** Start Data entries **

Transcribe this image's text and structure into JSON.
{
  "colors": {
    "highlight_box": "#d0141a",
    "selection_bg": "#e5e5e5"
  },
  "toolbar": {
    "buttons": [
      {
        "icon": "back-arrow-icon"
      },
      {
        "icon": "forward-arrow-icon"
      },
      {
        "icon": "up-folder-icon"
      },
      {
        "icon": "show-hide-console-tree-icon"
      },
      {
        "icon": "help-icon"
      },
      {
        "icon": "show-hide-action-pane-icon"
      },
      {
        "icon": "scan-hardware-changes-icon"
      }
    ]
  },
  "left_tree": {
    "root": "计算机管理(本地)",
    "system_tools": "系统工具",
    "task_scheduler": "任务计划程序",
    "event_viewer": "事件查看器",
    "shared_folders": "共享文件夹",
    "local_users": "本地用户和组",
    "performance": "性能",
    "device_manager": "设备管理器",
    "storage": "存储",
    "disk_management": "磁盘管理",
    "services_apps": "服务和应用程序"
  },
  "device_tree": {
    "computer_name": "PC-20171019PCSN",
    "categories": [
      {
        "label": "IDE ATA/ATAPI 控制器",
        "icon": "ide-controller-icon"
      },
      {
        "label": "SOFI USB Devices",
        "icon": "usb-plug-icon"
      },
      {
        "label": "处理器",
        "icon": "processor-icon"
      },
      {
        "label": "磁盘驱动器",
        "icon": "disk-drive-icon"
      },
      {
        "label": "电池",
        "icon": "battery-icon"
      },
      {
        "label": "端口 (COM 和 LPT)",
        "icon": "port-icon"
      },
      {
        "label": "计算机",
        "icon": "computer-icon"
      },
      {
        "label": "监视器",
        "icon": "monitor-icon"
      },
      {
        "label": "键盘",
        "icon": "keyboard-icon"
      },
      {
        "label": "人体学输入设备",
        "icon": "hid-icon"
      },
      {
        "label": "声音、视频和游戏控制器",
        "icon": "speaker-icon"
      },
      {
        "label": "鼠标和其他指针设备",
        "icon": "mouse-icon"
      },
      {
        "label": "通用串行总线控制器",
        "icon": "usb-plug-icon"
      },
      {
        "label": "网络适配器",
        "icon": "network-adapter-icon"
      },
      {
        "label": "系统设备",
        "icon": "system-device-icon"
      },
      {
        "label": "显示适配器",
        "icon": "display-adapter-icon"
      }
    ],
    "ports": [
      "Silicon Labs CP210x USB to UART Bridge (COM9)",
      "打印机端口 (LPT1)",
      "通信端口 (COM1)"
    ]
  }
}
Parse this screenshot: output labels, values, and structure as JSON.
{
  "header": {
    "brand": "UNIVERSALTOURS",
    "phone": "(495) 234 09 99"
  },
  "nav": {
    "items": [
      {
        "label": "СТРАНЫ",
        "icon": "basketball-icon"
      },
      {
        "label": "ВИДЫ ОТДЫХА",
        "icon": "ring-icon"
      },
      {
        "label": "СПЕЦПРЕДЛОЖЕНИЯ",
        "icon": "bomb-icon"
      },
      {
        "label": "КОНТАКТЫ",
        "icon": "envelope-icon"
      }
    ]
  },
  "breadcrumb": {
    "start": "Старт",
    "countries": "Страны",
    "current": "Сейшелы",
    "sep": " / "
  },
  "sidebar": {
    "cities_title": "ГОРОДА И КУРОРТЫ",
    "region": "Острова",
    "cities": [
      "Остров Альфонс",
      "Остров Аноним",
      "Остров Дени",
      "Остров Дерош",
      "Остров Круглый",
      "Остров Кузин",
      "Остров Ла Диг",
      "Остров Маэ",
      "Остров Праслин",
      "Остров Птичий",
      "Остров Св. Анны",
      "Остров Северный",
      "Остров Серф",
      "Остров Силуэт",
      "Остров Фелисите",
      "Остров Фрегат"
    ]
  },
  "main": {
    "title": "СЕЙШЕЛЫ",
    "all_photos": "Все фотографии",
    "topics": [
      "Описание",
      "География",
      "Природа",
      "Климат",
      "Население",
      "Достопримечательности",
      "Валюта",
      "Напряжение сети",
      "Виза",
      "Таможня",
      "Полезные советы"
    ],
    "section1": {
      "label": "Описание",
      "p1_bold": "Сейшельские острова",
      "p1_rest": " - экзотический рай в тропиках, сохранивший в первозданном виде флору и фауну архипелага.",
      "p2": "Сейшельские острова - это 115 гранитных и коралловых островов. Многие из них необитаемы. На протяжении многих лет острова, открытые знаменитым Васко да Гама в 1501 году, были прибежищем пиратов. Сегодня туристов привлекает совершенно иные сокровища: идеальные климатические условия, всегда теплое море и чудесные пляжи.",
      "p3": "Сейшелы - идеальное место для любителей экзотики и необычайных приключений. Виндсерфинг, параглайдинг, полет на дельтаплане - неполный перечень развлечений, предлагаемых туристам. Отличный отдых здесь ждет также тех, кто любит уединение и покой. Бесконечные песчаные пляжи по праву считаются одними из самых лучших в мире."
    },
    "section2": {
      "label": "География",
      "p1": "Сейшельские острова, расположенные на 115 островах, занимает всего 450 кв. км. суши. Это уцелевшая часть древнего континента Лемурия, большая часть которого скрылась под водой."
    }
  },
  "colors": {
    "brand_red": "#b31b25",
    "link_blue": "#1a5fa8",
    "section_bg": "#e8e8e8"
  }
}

** End Data entries **

Directive:
Report the number of lines above containing the word "hide", with no other text.

Response to the exercise:
2